---- SUPPLIED MATERIAL
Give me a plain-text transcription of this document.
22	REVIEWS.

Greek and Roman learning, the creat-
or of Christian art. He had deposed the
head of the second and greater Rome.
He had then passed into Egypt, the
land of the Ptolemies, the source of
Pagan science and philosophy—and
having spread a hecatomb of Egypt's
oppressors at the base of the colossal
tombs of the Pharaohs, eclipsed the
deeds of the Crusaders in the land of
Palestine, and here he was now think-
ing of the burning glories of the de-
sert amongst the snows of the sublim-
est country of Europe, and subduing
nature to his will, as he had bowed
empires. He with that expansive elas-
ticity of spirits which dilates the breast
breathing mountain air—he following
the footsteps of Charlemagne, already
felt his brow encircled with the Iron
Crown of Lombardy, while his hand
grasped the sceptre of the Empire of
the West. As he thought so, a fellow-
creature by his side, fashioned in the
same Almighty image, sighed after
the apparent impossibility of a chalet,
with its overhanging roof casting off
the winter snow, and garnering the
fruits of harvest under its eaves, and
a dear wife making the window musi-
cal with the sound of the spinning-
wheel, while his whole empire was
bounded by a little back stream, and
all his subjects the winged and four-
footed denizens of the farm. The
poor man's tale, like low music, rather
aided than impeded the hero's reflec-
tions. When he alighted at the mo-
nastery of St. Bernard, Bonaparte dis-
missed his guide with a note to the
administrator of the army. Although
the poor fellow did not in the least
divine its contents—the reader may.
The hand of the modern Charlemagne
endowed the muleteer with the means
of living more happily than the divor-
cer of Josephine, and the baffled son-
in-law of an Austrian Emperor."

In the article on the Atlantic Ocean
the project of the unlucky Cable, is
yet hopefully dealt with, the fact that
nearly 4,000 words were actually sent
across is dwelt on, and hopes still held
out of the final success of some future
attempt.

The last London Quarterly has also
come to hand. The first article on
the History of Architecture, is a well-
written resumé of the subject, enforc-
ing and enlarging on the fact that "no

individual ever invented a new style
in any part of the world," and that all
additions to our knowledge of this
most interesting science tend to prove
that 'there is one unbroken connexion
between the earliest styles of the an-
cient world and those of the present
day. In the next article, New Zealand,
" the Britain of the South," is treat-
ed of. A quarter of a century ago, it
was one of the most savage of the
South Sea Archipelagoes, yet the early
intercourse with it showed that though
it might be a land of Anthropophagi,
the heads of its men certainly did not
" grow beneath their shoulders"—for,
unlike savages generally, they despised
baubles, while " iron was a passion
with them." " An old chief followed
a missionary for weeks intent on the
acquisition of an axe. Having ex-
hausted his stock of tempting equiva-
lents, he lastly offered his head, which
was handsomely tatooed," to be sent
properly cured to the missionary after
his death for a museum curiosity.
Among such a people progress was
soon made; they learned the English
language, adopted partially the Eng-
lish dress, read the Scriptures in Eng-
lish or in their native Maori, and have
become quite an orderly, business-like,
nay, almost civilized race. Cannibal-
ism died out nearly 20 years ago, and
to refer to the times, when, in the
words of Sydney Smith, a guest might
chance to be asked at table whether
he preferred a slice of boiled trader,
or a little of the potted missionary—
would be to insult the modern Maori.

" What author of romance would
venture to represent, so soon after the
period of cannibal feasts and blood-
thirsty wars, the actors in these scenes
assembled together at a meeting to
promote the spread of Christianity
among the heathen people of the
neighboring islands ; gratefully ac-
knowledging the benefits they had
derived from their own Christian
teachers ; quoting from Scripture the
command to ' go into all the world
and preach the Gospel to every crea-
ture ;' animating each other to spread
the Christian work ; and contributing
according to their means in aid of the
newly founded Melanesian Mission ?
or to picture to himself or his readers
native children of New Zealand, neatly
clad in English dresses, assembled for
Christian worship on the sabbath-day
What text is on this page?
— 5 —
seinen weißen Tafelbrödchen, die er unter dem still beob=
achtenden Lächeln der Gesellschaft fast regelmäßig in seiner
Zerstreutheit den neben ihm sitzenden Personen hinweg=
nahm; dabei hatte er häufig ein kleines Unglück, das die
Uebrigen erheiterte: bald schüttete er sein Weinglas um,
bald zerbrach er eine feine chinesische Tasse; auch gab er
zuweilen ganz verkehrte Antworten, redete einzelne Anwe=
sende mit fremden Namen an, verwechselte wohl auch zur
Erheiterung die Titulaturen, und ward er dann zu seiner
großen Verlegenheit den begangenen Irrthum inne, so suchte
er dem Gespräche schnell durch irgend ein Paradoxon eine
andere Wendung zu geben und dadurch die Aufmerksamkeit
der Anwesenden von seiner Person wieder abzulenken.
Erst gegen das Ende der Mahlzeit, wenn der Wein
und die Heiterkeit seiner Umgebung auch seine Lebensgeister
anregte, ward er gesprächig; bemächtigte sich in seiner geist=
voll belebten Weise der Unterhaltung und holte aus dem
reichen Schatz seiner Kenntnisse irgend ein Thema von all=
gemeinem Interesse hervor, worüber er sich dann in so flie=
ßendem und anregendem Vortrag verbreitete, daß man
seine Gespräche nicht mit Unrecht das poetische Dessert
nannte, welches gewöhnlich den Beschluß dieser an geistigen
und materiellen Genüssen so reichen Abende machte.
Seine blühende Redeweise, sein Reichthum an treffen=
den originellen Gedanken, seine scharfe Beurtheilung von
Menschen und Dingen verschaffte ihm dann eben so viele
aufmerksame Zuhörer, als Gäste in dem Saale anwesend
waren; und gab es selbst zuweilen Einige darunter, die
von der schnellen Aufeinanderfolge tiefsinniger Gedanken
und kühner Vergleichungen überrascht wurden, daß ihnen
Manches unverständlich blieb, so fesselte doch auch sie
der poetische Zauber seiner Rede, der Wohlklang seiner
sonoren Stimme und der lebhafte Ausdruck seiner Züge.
--------
PROBLEM DETAILS => In the material above, tally every line with the string "spread" in it, then give that number alone.

COMPLETE OUTPUT => 3